begin Materials provided

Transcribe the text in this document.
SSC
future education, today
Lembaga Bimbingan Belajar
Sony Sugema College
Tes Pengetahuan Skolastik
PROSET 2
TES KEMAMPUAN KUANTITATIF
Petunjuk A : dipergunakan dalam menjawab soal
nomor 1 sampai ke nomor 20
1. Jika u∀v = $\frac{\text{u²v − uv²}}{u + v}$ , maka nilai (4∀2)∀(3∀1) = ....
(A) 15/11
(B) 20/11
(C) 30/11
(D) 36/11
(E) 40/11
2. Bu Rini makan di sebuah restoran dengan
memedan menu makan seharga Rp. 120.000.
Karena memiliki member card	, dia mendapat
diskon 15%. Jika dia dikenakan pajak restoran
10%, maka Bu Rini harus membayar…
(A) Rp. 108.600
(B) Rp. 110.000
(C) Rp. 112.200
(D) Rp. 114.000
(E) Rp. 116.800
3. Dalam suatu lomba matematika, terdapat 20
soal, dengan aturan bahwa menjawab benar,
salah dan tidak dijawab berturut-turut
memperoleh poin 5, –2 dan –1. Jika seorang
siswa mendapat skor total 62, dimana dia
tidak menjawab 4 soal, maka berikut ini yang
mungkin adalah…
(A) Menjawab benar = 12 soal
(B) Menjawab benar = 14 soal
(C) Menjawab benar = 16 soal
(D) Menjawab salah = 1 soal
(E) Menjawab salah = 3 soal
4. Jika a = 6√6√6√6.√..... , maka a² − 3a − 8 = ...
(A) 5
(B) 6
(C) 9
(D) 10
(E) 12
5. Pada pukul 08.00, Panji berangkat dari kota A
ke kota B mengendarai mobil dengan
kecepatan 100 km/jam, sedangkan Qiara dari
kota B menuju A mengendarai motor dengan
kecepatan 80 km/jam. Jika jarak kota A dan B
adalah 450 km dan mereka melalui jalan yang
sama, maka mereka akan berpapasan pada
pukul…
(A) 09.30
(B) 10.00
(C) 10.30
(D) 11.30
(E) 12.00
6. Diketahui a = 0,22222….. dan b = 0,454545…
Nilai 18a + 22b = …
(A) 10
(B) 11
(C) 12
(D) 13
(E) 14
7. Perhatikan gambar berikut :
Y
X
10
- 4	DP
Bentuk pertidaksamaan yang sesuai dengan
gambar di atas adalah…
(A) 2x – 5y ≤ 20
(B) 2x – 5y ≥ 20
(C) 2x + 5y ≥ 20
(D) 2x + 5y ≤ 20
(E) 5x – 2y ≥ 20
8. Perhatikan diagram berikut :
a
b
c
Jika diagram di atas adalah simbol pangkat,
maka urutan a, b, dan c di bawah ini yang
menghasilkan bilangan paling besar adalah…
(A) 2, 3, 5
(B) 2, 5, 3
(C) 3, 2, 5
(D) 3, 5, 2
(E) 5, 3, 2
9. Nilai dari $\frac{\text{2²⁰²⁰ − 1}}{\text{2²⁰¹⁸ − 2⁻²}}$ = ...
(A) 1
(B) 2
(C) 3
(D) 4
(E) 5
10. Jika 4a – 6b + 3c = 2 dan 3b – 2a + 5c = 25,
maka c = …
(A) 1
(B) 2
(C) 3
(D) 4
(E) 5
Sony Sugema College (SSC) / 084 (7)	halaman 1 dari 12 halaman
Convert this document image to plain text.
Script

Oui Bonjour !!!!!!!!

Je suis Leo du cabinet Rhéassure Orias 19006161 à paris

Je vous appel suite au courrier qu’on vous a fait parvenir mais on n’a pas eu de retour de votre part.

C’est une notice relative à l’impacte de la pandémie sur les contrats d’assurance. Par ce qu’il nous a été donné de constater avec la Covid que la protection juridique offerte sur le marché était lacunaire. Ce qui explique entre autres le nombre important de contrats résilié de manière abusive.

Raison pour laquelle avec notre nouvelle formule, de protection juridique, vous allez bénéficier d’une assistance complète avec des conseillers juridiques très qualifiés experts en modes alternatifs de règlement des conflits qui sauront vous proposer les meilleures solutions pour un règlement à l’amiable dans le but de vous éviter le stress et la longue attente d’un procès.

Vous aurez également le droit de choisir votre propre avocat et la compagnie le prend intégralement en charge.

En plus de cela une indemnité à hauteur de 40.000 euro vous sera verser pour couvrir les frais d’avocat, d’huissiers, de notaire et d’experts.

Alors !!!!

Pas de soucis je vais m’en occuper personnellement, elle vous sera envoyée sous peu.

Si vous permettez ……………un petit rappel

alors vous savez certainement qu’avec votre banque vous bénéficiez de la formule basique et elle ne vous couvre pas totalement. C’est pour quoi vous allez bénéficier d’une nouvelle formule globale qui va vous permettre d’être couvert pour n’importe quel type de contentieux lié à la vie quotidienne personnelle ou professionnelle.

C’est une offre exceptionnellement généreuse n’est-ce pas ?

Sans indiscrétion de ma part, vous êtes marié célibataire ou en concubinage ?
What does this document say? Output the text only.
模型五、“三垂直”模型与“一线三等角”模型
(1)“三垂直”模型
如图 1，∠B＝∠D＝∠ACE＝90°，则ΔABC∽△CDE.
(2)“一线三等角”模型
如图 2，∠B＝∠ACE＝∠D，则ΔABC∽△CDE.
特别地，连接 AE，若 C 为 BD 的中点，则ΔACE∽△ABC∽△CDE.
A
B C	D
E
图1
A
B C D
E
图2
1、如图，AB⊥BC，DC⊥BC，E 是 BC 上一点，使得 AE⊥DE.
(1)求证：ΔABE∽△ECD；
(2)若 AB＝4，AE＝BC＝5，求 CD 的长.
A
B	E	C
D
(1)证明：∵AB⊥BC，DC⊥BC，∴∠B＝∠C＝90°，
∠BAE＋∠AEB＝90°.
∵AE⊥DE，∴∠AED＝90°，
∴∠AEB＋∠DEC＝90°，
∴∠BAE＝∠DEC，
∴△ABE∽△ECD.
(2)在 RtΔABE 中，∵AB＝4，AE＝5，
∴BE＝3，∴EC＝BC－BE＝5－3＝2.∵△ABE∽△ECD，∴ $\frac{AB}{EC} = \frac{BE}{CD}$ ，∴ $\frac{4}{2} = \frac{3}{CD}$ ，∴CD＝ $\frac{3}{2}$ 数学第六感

end Materials provided

* _What you need to do_:
Output every line above without altering anything.

* _The response_:
Transcribe the text in this document.
SSC
future education, today
Lembaga Bimbingan Belajar
Sony Sugema College
Tes Pengetahuan Skolastik
PROSET 2
TES KEMAMPUAN KUANTITATIF
Petunjuk A : dipergunakan dalam menjawab soal
nomor 1 sampai ke nomor 20
1. Jika u∀v = $\frac{\text{u²v − uv²}}{u + v}$ , maka nilai (4∀2)∀(3∀1) = ....
(A) 15/11
(B) 20/11
(C) 30/11
(D) 36/11
(E) 40/11
2. Bu Rini makan di sebuah restoran dengan
memedan menu makan seharga Rp. 120.000.
Karena memiliki member card	, dia mendapat
diskon 15%. Jika dia dikenakan pajak restoran
10%, maka Bu Rini harus membayar…
(A) Rp. 108.600
(B) Rp. 110.000
(C) Rp. 112.200
(D) Rp. 114.000
(E) Rp. 116.800
3. Dalam suatu lomba matematika, terdapat 20
soal, dengan aturan bahwa menjawab benar,
salah dan tidak dijawab berturut-turut
memperoleh poin 5, –2 dan –1. Jika seorang
siswa mendapat skor total 62, dimana dia
tidak menjawab 4 soal, maka berikut ini yang
mungkin adalah…
(A) Menjawab benar = 12 soal
(B) Menjawab benar = 14 soal
(C) Menjawab benar = 16 soal
(D) Menjawab salah = 1 soal
(E) Menjawab salah = 3 soal
4. Jika a = 6√6√6√6.√..... , maka a² − 3a − 8 = ...
(A) 5
(B) 6
(C) 9
(D) 10
(E) 12
5. Pada pukul 08.00, Panji berangkat dari kota A
ke kota B mengendarai mobil dengan
kecepatan 100 km/jam, sedangkan Qiara dari
kota B menuju A mengendarai motor dengan
kecepatan 80 km/jam. Jika jarak kota A dan B
adalah 450 km dan mereka melalui jalan yang
sama, maka mereka akan berpapasan pada
pukul…
(A) 09.30
(B) 10.00
(C) 10.30
(D) 11.30
(E) 12.00
6. Diketahui a = 0,22222….. dan b = 0,454545…
Nilai 18a + 22b = …
(A) 10
(B) 11
(C) 12
(D) 13
(E) 14
7. Perhatikan gambar berikut :
Y
X
10
- 4	DP
Bentuk pertidaksamaan yang sesuai dengan
gambar di atas adalah…
(A) 2x – 5y ≤ 20
(B) 2x – 5y ≥ 20
(C) 2x + 5y ≥ 20
(D) 2x + 5y ≤ 20
(E) 5x – 2y ≥ 20
8. Perhatikan diagram berikut :
a
b
c
Jika diagram di atas adalah simbol pangkat,
maka urutan a, b, dan c di bawah ini yang
menghasilkan bilangan paling besar adalah…
(A) 2, 3, 5
(B) 2, 5, 3
(C) 3, 2, 5
(D) 3, 5, 2
(E) 5, 3, 2
9. Nilai dari $\frac{\text{2²⁰²⁰ − 1}}{\text{2²⁰¹⁸ − 2⁻²}}$ = ...
(A) 1
(B) 2
(C) 3
(D) 4
(E) 5
10. Jika 4a – 6b + 3c = 2 dan 3b – 2a + 5c = 25,
maka c = …
(A) 1
(B) 2
(C) 3
(D) 4
(E) 5
Sony Sugema College (SSC) / 084 (7)	halaman 1 dari 12 halaman
Convert this document image to plain text.
Script

Oui Bonjour !!!!!!!!

Je suis Leo du cabinet Rhéassure Orias 19006161 à paris

Je vous appel suite au courrier qu’on vous a fait parvenir mais on n’a pas eu de retour de votre part.

C’est une notice relative à l’impacte de la pandémie sur les contrats d’assurance. Par ce qu’il nous a été donné de constater avec la Covid que la protection juridique offerte sur le marché était lacunaire. Ce qui explique entre autres le nombre important de contrats résilié de manière abusive.

Raison pour laquelle avec notre nouvelle formule, de protection juridique, vous allez bénéficier d’une assistance complète avec des conseillers juridiques très qualifiés experts en modes alternatifs de règlement des conflits qui sauront vous proposer les meilleures solutions pour un règlement à l’amiable dans le but de vous éviter le stress et la longue attente d’un procès.

Vous aurez également le droit de choisir votre propre avocat et la compagnie le prend intégralement en charge.

En plus de cela une indemnité à hauteur de 40.000 euro vous sera verser pour couvrir les frais d’avocat, d’huissiers, de notaire et d’experts.

Alors !!!!

Pas de soucis je vais m’en occuper personnellement, elle vous sera envoyée sous peu.

Si vous permettez ……………un petit rappel

alors vous savez certainement qu’avec votre banque vous bénéficiez de la formule basique et elle ne vous couvre pas totalement. C’est pour quoi vous allez bénéficier d’une nouvelle formule globale qui va vous permettre d’être couvert pour n’importe quel type de contentieux lié à la vie quotidienne personnelle ou professionnelle.

C’est une offre exceptionnellement généreuse n’est-ce pas ?

Sans indiscrétion de ma part, vous êtes marié célibataire ou en concubinage ?
What does this document say? Output the text only.
模型五、“三垂直”模型与“一线三等角”模型
(1)“三垂直”模型
如图 1，∠B＝∠D＝∠ACE＝90°，则ΔABC∽△CDE.
(2)“一线三等角”模型
如图 2，∠B＝∠ACE＝∠D，则ΔABC∽△CDE.
特别地，连接 AE，若 C 为 BD 的中点，则ΔACE∽△ABC∽△CDE.
A
B C	D
E
图1
A
B C D
E
图2
1、如图，AB⊥BC，DC⊥BC，E 是 BC 上一点，使得 AE⊥DE.
(1)求证：ΔABE∽△ECD；
(2)若 AB＝4，AE＝BC＝5，求 CD 的长.
A
B	E	C
D
(1)证明：∵AB⊥BC，DC⊥BC，∴∠B＝∠C＝90°，
∠BAE＋∠AEB＝90°.
∵AE⊥DE，∴∠AED＝90°，
∴∠AEB＋∠DEC＝90°，
∴∠BAE＝∠DEC，
∴△ABE∽△ECD.
(2)在 RtΔABE 中，∵AB＝4，AE＝5，
∴BE＝3，∴EC＝BC－BE＝5－3＝2.∵△ABE∽△ECD，∴ $\frac{AB}{EC} = \frac{BE}{CD}$ ，∴ $\frac{4}{2} = \frac{3}{CD}$ ，∴CD＝ $\frac{3}{2}$ 数学第六感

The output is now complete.